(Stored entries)
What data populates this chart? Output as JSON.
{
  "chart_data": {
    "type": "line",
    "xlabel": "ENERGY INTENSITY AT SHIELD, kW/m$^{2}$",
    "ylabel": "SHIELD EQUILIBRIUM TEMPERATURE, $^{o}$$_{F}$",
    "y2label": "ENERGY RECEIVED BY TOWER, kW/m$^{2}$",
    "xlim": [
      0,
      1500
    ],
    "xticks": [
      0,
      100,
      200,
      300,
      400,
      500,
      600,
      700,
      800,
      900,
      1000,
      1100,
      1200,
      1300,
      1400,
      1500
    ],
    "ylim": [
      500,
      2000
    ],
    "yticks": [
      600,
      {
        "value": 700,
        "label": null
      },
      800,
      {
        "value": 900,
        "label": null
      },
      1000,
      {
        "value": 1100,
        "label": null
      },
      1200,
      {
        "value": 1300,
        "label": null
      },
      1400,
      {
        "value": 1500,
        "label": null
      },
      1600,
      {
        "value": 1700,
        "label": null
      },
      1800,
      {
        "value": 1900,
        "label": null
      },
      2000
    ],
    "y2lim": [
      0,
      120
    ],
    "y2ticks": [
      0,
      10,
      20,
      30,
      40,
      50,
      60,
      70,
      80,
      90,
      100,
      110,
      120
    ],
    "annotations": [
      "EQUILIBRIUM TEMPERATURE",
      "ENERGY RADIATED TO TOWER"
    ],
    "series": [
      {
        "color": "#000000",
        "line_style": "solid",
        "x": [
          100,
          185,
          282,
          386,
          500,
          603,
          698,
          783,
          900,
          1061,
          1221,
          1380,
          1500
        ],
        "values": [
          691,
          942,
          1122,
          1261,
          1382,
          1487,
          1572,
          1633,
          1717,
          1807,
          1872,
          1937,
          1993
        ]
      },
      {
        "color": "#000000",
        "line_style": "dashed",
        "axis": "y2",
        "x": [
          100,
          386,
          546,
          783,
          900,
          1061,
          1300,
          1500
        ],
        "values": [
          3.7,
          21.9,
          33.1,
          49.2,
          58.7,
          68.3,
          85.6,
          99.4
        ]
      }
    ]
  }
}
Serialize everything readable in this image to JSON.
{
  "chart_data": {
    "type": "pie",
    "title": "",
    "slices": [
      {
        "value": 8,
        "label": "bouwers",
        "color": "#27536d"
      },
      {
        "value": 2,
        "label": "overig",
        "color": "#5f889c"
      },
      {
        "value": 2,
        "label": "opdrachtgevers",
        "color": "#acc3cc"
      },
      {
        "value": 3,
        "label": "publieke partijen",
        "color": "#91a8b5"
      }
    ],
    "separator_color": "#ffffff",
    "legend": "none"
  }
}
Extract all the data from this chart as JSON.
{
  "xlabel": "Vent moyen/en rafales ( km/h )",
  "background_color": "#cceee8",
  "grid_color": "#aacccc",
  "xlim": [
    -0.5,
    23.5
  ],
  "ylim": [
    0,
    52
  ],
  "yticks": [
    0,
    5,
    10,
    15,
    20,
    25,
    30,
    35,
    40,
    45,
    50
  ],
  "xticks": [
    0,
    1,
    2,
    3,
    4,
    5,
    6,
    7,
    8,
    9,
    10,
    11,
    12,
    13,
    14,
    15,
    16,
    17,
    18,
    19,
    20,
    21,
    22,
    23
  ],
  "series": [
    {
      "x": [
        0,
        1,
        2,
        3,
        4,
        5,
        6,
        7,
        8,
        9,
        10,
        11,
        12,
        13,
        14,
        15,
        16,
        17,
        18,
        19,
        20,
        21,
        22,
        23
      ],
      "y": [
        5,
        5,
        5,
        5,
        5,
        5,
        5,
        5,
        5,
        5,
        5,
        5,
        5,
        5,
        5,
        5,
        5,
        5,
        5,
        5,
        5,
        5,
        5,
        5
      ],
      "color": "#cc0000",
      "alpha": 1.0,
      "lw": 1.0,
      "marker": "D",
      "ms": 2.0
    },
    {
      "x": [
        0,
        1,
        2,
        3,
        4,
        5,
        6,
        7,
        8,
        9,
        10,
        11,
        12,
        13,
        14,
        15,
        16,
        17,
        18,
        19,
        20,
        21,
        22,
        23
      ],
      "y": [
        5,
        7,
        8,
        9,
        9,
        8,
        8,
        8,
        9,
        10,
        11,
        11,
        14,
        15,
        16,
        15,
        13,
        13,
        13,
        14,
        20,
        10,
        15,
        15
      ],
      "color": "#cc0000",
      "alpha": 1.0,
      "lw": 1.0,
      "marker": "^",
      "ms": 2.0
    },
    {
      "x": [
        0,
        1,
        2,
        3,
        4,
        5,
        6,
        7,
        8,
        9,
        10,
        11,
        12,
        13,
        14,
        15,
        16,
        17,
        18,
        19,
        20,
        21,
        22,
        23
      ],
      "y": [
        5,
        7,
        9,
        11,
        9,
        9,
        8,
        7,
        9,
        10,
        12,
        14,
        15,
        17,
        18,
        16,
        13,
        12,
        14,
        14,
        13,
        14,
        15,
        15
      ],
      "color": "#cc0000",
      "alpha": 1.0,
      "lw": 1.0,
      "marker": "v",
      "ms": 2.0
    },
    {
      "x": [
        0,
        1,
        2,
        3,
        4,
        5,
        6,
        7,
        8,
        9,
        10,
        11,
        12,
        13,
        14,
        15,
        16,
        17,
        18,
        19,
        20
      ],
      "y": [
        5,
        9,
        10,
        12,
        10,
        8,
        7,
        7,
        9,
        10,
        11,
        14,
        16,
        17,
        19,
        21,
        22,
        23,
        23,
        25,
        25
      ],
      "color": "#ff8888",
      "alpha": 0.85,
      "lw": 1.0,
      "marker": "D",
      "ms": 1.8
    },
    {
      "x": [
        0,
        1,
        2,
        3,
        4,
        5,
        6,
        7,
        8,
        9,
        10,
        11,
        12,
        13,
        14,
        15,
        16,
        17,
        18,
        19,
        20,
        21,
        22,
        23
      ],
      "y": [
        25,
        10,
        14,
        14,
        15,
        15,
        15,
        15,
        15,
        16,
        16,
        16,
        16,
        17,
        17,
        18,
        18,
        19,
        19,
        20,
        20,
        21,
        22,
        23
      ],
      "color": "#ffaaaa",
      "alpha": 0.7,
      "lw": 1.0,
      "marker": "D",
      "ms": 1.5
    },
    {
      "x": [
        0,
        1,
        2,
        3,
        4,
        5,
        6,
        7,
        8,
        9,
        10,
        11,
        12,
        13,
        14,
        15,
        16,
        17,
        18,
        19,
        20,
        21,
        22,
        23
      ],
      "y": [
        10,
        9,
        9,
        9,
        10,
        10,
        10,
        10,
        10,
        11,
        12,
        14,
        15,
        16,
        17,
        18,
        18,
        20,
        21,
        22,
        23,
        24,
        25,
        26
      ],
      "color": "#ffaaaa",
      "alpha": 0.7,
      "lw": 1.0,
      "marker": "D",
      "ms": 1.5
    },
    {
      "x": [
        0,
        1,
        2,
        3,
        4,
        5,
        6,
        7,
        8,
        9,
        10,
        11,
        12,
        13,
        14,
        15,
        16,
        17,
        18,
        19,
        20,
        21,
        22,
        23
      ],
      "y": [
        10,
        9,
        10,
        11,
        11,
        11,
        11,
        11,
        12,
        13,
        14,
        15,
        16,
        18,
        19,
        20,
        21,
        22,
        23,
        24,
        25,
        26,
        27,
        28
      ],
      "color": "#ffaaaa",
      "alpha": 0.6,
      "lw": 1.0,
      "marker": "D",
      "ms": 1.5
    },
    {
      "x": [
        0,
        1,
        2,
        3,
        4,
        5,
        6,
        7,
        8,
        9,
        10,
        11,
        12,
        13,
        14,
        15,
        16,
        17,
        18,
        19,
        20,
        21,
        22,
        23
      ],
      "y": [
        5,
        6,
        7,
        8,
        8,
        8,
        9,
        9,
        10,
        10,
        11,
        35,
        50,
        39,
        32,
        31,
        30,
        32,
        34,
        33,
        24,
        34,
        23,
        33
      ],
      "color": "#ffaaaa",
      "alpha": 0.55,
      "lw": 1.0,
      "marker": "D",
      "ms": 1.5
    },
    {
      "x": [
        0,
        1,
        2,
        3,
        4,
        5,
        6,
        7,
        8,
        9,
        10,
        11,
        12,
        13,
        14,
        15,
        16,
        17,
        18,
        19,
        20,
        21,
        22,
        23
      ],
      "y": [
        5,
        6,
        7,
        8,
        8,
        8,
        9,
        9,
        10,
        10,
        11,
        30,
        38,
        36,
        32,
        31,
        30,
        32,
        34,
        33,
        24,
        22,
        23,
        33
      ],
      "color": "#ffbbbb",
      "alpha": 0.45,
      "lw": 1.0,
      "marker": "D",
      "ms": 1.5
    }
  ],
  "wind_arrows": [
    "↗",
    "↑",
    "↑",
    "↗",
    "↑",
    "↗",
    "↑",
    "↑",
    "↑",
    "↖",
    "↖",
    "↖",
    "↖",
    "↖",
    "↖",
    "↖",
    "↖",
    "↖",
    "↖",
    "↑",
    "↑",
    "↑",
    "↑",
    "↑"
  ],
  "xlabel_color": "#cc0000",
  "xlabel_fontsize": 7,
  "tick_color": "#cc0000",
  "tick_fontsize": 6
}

**TASK INSTRUCTIONS**
Looking at the data above, show all lines where the word "SHIELD" occurs.

**IN RESPONSE**
    "xlabel": "ENERGY INTENSITY AT SHIELD, kW/m$^{2}$",
    "ylabel": "SHIELD EQUILIBRIUM TEMPERATURE, $^{o}$$_{F}$",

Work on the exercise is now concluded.